#### Information provided:
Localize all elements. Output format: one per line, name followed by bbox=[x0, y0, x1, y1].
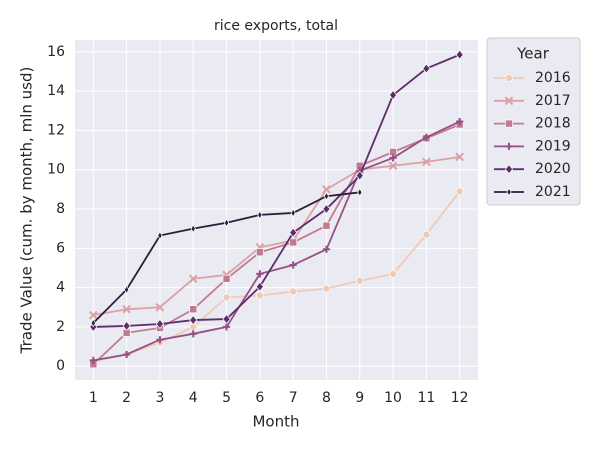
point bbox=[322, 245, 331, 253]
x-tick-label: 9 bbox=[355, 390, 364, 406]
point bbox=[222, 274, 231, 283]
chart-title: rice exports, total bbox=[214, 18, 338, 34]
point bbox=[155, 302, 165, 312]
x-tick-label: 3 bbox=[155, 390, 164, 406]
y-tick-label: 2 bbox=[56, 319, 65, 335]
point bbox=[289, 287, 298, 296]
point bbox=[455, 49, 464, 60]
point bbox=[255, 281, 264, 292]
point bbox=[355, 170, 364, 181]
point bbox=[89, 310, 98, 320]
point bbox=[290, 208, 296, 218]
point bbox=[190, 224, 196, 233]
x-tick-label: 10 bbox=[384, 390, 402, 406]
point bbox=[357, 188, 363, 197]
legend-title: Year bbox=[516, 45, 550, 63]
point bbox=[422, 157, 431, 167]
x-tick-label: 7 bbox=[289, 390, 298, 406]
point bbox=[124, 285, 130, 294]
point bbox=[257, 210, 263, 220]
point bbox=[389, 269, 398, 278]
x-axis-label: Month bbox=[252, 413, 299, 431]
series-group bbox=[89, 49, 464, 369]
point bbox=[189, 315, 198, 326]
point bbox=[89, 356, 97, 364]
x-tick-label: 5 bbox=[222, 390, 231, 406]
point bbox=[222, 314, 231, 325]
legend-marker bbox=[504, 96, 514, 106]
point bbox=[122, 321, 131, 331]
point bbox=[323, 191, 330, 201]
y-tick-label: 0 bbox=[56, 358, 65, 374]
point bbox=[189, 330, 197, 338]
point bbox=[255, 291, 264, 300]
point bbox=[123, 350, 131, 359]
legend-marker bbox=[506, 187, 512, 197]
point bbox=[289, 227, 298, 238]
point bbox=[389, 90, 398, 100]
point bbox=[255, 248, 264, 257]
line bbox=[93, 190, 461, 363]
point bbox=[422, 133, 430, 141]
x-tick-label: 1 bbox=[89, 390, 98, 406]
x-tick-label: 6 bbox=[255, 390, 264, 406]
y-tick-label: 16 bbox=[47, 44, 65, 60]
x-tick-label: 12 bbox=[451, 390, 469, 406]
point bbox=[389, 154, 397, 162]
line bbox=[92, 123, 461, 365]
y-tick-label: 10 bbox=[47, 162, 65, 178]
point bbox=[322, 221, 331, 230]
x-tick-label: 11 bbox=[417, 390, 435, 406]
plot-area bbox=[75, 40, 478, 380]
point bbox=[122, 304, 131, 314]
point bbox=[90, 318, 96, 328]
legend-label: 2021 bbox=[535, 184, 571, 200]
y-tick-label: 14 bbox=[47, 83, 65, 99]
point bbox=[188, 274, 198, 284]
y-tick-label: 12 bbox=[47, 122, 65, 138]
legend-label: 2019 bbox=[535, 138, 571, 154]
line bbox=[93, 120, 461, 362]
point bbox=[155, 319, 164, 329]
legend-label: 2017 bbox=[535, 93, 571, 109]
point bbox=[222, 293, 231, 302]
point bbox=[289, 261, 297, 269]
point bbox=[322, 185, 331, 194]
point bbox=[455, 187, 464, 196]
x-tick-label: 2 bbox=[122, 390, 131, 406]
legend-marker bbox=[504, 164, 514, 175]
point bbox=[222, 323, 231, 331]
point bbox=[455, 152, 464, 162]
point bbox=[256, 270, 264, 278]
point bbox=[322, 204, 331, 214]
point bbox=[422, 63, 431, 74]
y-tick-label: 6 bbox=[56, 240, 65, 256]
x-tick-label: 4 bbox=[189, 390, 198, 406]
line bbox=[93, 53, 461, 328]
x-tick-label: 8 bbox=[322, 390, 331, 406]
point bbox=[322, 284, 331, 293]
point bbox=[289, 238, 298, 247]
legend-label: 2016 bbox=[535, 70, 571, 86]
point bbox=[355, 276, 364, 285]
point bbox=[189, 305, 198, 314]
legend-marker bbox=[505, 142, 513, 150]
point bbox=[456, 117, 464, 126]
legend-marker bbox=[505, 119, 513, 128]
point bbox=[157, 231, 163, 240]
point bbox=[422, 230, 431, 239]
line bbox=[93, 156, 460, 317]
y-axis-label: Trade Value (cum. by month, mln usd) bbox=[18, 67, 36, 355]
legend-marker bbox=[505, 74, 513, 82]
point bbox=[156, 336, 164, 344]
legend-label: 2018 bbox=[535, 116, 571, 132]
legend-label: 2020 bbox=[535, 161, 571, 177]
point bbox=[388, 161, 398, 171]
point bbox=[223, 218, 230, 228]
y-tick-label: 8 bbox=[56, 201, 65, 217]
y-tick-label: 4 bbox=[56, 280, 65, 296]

...

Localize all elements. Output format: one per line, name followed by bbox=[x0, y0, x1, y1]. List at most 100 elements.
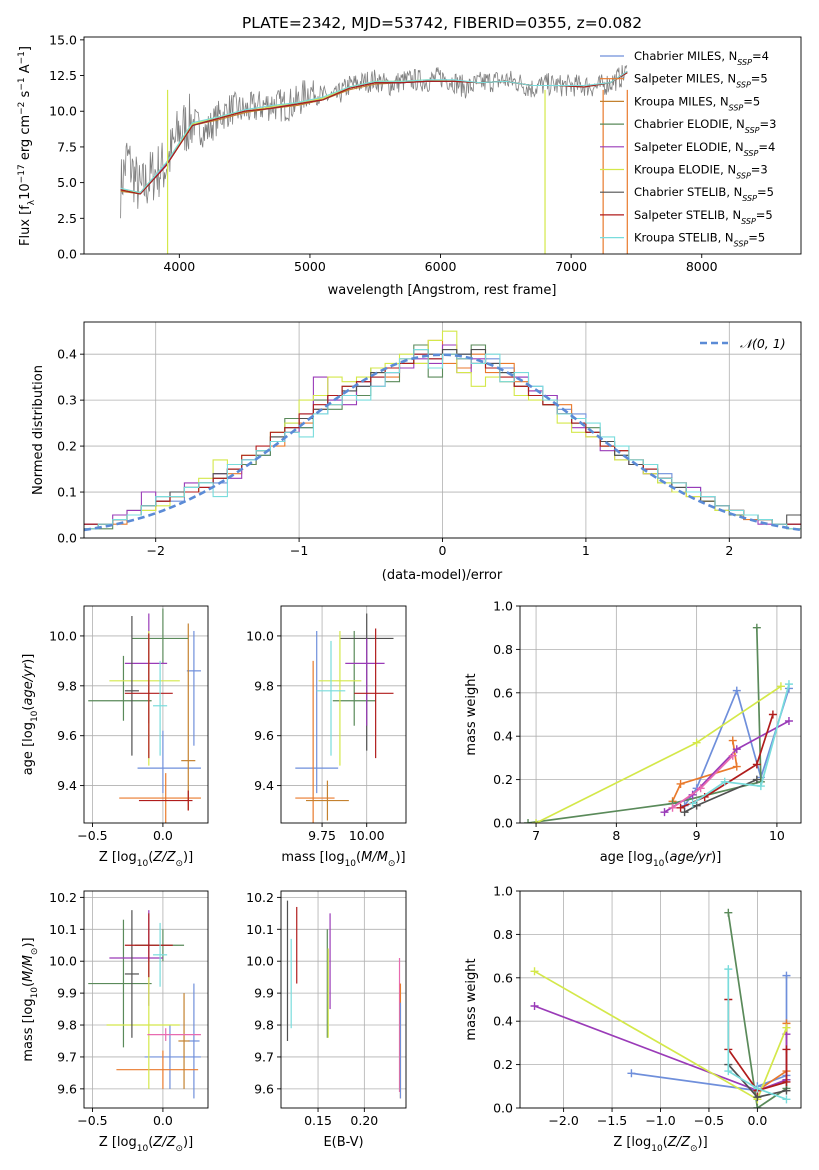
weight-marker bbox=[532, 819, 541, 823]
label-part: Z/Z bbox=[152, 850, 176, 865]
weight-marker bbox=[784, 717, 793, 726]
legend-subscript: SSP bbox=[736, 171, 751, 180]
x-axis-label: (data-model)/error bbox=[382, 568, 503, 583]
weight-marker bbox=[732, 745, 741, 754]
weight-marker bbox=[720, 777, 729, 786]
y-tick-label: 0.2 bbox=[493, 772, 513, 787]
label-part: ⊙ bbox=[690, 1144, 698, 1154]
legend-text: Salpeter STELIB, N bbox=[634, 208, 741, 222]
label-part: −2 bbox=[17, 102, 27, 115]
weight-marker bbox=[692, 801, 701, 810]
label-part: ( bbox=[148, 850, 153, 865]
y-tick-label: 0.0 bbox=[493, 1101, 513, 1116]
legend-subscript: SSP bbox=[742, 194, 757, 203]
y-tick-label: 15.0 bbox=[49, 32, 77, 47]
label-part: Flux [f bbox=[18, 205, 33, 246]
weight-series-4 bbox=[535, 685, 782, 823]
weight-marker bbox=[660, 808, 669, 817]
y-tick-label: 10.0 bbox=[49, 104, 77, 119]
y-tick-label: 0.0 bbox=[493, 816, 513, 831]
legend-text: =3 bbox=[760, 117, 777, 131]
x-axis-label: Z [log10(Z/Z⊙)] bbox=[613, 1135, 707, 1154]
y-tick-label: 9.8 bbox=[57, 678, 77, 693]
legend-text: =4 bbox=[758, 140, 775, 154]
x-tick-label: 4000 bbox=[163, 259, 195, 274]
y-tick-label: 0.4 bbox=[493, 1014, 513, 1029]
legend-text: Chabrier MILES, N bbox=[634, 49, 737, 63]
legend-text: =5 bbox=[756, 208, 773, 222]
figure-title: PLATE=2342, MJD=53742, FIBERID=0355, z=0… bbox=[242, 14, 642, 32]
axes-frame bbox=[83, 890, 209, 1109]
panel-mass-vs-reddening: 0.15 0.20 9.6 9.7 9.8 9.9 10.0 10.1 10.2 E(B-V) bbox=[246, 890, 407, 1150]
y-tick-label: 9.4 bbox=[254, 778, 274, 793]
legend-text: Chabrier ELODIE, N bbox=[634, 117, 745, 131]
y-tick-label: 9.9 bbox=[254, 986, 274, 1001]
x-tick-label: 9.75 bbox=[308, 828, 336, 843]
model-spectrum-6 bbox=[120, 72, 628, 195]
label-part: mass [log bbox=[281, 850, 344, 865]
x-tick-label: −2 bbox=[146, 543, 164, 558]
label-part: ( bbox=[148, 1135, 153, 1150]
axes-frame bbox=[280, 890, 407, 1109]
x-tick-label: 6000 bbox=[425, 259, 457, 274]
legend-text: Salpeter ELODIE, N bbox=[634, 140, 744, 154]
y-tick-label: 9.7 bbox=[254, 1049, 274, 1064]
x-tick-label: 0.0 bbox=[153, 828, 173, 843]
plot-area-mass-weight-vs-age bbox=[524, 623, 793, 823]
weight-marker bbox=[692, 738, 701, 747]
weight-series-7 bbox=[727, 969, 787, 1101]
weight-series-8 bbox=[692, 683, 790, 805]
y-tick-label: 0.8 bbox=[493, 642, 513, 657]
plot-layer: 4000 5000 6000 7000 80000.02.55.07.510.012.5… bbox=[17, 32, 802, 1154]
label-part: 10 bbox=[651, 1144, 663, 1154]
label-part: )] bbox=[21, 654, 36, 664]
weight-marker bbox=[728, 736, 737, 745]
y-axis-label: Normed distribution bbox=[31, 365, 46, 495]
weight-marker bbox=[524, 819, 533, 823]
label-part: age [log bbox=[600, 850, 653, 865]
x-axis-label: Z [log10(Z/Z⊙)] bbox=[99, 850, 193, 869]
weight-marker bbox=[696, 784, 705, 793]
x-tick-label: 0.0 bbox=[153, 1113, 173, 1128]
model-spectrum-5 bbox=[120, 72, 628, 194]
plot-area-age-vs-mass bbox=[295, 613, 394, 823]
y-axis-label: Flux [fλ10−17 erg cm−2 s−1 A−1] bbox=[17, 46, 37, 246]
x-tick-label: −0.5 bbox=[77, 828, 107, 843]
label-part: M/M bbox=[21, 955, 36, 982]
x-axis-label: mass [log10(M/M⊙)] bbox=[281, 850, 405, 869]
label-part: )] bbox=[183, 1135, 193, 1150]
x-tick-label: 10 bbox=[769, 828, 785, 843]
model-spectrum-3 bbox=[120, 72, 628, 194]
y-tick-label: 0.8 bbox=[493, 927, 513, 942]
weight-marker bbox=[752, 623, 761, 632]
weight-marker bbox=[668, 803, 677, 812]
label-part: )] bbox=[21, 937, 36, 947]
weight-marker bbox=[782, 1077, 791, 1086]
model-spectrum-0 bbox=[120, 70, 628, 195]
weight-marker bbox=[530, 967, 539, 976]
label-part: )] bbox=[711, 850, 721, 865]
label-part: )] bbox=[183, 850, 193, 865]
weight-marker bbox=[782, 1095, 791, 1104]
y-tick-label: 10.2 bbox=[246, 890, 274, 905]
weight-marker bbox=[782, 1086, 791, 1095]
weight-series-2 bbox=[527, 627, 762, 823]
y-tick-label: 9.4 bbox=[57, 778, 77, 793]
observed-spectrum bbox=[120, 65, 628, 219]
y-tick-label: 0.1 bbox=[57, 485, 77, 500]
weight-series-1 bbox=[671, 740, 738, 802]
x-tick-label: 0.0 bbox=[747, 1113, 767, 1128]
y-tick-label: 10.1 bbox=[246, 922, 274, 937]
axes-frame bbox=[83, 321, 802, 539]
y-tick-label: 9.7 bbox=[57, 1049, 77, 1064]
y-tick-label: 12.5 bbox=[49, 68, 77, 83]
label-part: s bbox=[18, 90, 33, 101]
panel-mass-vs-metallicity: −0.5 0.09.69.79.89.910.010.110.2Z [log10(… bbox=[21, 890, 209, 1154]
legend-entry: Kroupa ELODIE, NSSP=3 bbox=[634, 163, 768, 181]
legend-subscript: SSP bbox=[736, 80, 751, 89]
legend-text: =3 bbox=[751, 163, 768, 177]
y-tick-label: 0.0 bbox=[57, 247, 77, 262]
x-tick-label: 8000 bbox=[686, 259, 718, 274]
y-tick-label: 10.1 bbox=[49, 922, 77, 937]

--

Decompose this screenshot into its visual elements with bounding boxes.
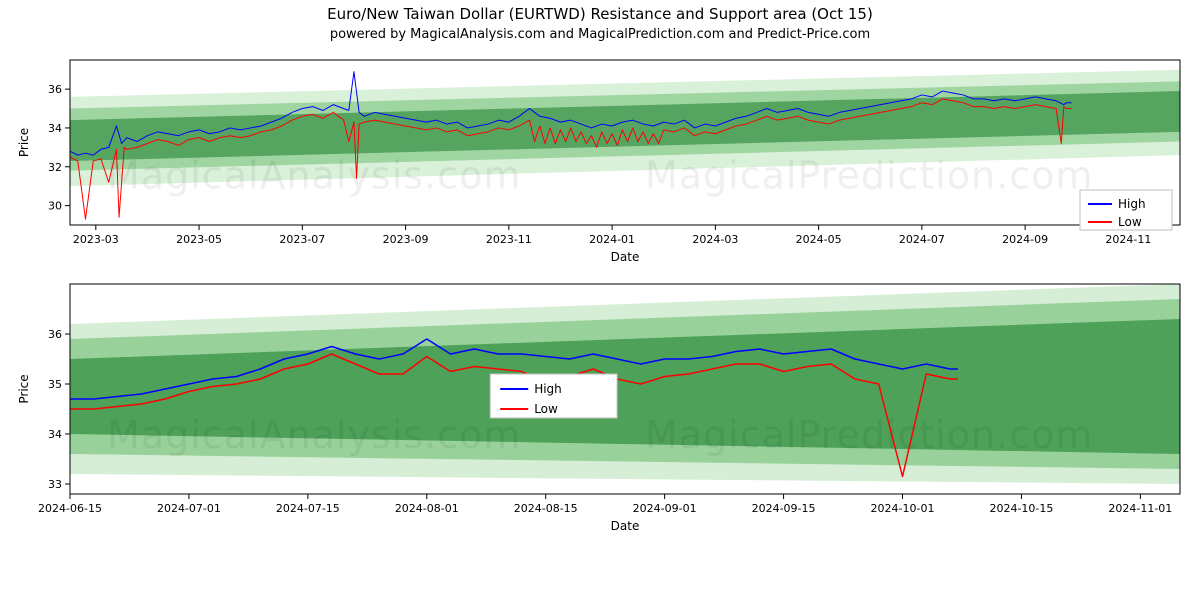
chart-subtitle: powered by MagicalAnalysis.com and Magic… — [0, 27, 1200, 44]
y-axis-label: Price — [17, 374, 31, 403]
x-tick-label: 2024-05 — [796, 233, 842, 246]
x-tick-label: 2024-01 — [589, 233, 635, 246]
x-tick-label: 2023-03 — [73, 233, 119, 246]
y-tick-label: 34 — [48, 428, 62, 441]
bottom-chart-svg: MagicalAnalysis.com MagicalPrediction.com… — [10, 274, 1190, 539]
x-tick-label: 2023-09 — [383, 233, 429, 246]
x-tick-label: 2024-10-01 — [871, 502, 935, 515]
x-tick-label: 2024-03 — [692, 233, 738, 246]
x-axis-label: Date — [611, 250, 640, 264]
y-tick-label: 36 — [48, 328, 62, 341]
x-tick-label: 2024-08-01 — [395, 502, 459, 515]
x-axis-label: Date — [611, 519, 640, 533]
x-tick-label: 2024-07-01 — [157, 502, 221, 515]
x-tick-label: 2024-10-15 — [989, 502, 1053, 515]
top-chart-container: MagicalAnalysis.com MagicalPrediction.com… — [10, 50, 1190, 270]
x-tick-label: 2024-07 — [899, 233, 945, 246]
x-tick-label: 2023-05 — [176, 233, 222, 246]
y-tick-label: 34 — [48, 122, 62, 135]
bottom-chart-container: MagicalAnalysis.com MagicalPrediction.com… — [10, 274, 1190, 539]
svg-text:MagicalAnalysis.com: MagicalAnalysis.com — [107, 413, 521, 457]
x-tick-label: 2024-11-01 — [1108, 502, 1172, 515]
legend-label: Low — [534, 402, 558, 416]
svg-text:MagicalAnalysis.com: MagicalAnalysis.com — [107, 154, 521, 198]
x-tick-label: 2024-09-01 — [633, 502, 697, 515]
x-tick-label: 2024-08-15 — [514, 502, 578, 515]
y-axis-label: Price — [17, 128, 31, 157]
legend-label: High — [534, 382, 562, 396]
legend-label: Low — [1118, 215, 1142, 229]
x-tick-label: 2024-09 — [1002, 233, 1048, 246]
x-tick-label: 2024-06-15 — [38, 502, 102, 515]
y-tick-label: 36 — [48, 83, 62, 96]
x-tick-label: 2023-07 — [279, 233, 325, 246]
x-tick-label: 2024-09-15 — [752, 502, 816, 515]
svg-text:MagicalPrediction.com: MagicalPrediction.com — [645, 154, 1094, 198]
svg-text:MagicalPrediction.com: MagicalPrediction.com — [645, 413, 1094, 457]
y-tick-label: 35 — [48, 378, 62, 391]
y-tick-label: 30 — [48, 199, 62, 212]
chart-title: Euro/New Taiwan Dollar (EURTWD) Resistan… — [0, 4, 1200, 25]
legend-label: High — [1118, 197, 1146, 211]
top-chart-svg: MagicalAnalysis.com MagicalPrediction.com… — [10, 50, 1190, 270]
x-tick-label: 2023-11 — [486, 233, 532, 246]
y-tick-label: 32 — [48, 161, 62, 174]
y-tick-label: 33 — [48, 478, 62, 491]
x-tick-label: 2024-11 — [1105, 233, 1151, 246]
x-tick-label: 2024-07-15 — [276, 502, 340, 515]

#### Task prompt:
Pick out and copy every line in the records that contains the word "Localize".

#### Output for this task:
Localize all elements. Output format: one per line, name followed by bbox=[x0, y0, x1, y1].
Localize all elements. Output format: one per line, name followed by bbox=[x0, y0, x1, y1]. List at most 100 elements.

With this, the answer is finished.